#### What is needed
Extract, from the records beneath this instruction, each line that contains the word "ಲಹರಣ".

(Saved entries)
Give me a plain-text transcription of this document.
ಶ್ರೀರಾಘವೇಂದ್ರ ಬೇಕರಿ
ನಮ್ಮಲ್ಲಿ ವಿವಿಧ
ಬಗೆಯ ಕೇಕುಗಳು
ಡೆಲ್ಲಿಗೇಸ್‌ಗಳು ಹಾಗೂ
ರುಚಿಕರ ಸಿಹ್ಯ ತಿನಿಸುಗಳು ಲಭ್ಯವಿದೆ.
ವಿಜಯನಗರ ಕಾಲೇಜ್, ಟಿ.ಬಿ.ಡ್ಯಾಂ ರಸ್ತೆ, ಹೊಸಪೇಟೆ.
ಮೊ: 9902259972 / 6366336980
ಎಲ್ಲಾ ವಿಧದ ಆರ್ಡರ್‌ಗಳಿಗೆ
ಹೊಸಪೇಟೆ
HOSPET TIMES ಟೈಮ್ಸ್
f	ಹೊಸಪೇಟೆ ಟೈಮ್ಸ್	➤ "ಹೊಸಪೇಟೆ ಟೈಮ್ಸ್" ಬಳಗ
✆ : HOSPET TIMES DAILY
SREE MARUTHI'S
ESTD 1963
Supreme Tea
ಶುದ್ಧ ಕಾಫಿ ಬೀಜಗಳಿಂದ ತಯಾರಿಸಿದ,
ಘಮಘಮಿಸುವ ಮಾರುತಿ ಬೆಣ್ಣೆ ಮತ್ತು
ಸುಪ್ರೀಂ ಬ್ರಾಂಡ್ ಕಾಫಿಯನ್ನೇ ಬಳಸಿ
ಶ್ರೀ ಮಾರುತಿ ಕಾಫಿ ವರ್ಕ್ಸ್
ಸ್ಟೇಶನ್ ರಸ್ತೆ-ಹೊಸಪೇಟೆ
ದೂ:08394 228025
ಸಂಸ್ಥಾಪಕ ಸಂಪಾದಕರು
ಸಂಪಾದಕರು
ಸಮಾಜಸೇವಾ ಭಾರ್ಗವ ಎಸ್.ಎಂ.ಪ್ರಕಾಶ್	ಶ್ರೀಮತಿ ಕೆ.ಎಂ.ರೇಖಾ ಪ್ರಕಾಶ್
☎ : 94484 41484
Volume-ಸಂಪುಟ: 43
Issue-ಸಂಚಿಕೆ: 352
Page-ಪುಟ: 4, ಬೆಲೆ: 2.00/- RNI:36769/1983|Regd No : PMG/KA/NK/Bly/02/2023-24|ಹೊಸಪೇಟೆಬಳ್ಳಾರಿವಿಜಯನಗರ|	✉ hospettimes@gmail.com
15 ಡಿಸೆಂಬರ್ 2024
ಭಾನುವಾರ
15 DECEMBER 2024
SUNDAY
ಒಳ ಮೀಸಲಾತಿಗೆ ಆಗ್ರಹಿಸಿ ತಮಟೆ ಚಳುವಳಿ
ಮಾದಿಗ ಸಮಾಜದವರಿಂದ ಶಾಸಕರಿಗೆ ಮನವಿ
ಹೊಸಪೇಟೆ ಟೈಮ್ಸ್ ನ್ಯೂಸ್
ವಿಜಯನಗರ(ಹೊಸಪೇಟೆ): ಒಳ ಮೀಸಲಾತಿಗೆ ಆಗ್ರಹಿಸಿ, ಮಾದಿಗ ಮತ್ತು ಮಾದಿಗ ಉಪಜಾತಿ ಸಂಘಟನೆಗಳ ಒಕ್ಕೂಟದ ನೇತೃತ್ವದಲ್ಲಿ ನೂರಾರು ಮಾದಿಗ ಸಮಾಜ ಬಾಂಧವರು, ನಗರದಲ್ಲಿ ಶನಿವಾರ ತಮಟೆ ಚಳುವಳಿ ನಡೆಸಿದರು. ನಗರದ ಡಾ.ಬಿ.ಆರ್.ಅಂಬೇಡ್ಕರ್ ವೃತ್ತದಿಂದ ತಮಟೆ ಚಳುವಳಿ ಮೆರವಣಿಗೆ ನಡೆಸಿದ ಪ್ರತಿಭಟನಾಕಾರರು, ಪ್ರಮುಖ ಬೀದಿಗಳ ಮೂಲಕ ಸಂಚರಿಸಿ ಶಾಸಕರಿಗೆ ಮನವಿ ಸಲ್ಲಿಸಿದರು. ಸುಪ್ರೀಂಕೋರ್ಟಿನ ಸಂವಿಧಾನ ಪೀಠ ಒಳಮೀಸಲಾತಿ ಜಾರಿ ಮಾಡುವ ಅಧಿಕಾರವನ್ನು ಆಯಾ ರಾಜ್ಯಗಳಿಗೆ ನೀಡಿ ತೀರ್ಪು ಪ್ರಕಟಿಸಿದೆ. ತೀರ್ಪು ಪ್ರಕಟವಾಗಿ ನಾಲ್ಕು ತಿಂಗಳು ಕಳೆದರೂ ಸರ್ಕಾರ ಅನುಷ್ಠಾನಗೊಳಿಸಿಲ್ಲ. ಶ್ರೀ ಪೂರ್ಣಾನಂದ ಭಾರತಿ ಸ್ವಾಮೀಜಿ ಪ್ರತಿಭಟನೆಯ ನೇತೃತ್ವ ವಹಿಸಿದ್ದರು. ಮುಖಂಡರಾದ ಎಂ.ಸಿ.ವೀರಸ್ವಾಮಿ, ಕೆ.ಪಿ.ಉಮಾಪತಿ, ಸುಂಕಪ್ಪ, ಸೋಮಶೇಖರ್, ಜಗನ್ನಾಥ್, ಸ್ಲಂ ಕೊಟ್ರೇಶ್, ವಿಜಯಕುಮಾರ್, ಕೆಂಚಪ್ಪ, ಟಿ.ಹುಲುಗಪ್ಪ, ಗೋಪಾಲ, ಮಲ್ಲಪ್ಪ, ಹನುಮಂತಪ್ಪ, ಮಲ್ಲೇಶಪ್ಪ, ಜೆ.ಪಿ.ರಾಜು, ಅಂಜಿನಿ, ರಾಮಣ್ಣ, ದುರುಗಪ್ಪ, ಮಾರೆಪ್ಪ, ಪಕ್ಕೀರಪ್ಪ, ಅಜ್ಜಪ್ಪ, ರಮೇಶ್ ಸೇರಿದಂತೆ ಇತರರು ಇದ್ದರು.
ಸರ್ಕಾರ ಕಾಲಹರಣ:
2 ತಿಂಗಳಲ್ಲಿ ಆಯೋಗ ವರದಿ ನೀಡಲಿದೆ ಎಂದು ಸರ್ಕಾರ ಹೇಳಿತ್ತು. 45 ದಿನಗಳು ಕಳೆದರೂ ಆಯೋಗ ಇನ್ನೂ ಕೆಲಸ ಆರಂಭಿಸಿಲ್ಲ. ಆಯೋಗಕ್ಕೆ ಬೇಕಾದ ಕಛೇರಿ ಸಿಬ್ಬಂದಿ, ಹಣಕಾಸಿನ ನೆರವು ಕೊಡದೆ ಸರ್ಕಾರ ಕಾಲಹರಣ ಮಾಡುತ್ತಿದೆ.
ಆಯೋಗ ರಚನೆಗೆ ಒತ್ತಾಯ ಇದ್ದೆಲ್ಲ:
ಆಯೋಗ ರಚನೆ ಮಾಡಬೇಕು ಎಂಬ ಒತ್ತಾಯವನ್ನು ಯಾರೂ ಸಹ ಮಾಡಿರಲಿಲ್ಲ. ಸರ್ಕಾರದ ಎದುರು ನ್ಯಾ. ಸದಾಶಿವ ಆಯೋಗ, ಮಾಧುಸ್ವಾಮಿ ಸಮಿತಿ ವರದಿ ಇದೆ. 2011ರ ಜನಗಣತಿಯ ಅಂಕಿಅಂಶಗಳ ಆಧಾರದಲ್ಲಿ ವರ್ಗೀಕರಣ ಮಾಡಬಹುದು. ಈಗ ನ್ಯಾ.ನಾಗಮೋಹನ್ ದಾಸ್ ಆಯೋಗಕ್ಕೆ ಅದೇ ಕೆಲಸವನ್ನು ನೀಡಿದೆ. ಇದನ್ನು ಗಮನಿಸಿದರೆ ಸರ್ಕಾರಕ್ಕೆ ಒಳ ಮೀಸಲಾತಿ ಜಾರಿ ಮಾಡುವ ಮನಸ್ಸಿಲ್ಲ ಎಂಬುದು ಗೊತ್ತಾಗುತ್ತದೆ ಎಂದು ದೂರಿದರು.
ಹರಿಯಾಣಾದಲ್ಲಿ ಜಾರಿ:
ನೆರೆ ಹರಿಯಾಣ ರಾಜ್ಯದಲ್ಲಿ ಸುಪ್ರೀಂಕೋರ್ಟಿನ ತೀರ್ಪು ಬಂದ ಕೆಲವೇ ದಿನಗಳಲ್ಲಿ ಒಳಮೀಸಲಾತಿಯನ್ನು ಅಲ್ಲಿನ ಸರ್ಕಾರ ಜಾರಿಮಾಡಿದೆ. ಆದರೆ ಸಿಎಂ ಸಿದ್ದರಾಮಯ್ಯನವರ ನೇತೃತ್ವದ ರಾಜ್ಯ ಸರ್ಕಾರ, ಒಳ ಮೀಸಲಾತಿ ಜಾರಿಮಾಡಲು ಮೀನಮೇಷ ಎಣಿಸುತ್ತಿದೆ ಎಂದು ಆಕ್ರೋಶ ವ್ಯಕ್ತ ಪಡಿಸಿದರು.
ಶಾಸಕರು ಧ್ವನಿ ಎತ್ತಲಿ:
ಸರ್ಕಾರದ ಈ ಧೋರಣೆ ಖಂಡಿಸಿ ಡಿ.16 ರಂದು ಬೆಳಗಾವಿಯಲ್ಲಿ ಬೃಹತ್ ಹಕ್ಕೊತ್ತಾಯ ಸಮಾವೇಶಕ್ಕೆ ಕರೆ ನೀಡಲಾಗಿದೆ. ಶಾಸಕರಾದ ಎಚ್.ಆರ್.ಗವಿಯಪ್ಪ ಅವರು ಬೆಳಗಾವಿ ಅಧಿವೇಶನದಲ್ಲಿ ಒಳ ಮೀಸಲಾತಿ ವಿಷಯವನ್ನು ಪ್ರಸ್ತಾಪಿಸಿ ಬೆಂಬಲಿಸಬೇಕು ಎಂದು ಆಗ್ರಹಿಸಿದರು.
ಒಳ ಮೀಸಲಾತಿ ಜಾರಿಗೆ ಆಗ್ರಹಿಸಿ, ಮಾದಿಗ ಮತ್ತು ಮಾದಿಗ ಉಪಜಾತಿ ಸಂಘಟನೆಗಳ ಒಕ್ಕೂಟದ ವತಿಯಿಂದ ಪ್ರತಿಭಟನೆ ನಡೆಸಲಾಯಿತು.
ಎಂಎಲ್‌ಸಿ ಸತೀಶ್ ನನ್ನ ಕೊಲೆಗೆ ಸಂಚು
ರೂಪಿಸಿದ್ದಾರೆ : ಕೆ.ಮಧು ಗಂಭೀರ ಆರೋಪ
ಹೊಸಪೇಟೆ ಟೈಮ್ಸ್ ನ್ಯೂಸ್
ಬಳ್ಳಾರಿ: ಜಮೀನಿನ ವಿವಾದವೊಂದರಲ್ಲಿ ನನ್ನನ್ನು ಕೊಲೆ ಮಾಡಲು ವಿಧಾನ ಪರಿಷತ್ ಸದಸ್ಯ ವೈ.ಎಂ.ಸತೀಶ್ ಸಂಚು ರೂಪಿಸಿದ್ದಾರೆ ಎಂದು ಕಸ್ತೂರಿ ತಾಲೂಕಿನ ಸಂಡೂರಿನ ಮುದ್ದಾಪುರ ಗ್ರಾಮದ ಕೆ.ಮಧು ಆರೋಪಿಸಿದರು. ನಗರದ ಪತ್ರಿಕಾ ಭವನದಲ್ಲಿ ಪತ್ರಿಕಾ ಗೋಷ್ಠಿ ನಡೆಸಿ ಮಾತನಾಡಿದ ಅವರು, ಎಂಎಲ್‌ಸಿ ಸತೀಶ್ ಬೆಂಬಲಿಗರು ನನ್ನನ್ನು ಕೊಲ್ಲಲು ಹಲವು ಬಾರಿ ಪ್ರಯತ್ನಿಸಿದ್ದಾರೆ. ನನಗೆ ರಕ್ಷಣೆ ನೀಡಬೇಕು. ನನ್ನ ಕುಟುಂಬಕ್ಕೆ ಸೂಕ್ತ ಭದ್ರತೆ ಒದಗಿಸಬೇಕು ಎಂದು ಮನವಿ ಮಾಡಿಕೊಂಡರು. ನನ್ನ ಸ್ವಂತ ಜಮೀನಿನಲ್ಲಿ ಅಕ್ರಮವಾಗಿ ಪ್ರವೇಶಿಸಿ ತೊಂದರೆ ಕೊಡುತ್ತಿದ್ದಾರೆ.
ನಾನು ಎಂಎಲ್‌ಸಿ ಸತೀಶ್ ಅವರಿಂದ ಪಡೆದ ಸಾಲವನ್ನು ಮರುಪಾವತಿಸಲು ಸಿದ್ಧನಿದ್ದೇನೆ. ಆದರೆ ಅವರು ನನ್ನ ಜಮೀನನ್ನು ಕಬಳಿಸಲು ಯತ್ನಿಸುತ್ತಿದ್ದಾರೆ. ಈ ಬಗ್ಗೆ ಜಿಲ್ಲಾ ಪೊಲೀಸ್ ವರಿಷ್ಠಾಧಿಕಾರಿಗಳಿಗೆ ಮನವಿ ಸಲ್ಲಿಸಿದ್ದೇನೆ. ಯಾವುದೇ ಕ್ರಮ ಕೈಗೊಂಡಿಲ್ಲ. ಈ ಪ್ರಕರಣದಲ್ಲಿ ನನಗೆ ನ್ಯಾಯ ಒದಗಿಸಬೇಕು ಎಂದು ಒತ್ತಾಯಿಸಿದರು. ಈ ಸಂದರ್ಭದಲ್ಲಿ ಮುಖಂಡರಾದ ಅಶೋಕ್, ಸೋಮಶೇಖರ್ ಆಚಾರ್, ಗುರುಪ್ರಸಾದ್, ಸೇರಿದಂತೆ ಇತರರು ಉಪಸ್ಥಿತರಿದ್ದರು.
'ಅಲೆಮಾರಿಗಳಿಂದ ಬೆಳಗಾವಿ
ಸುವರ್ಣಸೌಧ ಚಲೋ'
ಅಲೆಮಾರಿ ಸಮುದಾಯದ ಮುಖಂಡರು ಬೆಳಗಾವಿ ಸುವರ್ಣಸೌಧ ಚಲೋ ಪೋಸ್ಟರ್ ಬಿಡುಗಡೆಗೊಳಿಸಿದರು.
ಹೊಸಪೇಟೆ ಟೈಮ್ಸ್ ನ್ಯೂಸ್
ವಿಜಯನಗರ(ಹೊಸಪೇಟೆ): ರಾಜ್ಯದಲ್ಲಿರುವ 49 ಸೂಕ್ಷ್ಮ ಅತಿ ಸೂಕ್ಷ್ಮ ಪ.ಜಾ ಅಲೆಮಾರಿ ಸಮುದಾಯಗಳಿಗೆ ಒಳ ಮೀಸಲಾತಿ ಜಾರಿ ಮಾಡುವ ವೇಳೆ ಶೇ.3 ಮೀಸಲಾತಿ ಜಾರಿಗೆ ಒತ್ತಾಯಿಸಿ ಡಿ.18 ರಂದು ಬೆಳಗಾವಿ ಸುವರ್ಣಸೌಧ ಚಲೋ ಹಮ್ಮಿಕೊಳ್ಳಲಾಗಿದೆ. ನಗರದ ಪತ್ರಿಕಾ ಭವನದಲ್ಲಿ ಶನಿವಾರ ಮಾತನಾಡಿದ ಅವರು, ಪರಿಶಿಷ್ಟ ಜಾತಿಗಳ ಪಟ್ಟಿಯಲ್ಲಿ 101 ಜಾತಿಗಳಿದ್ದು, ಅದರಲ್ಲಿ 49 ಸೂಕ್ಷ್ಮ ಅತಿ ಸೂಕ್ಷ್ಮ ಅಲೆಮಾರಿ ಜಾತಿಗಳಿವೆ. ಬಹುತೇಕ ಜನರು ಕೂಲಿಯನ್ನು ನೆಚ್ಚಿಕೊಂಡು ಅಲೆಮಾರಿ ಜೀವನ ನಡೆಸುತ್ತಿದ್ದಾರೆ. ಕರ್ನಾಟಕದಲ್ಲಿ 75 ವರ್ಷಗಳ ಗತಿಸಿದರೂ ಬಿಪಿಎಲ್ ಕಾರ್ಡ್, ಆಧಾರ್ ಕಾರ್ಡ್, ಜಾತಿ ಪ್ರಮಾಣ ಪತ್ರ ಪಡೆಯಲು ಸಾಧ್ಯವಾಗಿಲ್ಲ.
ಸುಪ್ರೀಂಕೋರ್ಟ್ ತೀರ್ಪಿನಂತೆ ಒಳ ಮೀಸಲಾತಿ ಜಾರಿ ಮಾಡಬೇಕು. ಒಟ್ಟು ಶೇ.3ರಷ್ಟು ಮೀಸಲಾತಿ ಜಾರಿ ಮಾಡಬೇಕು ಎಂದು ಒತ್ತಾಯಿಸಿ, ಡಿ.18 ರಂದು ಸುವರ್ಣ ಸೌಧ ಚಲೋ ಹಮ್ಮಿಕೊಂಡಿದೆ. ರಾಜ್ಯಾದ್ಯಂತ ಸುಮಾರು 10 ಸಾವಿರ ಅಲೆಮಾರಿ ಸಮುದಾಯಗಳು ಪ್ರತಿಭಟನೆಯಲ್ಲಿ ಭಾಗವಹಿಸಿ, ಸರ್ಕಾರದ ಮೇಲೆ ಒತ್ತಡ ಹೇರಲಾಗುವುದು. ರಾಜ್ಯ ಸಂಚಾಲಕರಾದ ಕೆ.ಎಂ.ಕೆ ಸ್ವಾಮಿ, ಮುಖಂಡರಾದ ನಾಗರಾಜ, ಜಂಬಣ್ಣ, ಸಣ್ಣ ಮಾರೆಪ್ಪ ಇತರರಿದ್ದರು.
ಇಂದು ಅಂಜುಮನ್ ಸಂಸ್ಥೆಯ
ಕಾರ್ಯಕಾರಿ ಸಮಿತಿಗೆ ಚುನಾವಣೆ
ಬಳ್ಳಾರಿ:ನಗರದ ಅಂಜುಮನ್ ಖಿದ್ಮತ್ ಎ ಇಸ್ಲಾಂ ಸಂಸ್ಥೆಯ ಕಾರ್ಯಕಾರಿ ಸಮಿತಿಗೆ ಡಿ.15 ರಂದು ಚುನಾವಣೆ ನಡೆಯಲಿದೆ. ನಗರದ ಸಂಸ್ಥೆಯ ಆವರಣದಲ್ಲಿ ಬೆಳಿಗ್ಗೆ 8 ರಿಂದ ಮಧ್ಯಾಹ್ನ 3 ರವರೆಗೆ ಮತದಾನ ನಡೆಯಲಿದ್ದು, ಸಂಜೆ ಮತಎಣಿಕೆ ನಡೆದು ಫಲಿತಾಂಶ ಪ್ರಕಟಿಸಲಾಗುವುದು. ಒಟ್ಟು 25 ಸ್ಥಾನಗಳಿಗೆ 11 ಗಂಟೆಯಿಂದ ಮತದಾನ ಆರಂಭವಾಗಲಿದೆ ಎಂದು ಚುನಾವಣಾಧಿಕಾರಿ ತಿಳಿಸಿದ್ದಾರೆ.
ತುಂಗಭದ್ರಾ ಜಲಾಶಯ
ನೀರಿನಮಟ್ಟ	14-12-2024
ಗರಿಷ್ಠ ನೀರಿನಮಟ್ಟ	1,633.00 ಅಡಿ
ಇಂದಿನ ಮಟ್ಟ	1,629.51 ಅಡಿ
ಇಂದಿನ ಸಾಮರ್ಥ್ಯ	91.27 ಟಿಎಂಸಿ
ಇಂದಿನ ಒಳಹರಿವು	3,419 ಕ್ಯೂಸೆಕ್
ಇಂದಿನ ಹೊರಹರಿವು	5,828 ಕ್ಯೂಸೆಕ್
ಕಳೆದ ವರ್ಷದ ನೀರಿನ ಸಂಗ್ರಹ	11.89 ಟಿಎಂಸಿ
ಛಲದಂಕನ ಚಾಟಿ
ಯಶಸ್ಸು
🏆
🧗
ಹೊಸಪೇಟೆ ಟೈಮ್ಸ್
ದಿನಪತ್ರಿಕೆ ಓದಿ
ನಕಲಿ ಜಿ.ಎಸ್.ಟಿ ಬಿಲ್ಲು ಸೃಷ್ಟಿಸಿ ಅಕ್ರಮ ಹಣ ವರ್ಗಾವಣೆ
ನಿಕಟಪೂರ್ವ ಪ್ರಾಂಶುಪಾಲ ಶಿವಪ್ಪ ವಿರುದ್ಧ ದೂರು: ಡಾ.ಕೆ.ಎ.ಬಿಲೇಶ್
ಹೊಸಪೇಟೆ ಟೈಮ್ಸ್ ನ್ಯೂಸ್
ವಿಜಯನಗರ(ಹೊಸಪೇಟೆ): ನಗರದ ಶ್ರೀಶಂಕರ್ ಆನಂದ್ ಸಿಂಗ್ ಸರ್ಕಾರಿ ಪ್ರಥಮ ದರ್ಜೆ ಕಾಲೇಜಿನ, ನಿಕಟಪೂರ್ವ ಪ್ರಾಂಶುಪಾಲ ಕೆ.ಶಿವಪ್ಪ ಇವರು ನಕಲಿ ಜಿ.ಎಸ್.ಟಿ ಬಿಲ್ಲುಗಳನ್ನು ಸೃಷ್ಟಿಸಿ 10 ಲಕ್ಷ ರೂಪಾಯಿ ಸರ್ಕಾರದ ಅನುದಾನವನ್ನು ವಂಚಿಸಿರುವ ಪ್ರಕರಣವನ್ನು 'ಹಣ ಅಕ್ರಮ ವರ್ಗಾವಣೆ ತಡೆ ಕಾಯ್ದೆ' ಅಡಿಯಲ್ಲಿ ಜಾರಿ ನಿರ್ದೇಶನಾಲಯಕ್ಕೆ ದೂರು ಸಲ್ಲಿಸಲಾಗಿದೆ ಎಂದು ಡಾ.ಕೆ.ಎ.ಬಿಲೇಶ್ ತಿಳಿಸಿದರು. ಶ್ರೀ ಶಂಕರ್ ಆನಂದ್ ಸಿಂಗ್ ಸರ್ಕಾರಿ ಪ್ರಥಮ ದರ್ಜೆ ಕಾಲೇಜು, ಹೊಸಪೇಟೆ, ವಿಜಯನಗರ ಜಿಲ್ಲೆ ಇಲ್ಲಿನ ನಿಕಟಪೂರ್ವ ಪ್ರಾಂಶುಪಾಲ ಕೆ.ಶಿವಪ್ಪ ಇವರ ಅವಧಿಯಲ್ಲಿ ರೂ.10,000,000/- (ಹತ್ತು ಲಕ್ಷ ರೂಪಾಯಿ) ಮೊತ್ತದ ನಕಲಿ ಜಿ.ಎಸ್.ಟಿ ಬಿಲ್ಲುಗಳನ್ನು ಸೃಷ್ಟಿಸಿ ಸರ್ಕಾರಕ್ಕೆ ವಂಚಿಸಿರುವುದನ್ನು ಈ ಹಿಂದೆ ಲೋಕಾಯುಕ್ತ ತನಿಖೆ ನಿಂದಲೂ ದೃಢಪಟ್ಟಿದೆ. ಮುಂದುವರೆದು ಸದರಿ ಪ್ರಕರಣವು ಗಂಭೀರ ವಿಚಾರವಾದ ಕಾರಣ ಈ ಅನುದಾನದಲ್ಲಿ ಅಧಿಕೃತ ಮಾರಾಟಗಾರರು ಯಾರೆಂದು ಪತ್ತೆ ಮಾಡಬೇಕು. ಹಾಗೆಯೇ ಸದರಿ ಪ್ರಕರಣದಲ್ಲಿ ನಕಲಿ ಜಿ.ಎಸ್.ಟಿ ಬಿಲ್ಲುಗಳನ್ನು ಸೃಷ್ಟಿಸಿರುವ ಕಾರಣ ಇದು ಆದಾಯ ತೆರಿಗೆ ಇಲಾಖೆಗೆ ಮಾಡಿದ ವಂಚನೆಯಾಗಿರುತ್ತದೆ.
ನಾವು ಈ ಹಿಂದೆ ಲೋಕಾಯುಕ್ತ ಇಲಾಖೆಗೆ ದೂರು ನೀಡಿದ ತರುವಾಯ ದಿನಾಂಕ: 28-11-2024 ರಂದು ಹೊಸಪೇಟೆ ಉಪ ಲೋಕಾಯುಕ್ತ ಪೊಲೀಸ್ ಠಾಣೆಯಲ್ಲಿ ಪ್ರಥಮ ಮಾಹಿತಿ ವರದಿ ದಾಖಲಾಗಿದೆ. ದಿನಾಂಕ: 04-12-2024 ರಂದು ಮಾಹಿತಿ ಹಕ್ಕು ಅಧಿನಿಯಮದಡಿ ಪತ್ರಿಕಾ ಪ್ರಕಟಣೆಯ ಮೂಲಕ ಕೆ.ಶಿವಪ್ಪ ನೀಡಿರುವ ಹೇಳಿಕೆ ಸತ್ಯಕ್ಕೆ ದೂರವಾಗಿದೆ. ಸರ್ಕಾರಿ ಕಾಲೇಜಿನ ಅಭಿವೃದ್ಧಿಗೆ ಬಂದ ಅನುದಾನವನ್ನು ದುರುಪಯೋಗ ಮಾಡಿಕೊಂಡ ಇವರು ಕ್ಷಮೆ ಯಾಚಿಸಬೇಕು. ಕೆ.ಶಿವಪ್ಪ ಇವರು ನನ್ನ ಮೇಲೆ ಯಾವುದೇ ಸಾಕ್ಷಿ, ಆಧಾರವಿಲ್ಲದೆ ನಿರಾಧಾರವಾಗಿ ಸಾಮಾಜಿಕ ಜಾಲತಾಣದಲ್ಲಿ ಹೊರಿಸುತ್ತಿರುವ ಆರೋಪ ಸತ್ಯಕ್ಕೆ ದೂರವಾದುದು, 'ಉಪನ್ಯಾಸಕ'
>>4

#### In response
ಸರ್ಕಾರ ಕಾಲಹರಣ:
2 ತಿಂಗಳಲ್ಲಿ ಆಯೋಗ ವರದಿ ನೀಡಲಿದೆ ಎಂದು ಸರ್ಕಾರ ಹೇಳಿತ್ತು. 45 ದಿನಗಳು ಕಳೆದರೂ ಆಯೋಗ ಇನ್ನೂ ಕೆಲಸ ಆರಂಭಿಸಿಲ್ಲ. ಆಯೋಗಕ್ಕೆ ಬೇಕಾದ ಕಛೇರಿ ಸಿಬ್ಬಂದಿ, ಹಣಕಾಸಿನ ನೆರವು ಕೊಡದೆ ಸರ್ಕಾರ ಕಾಲಹರಣ ಮಾಡುತ್ತಿದೆ.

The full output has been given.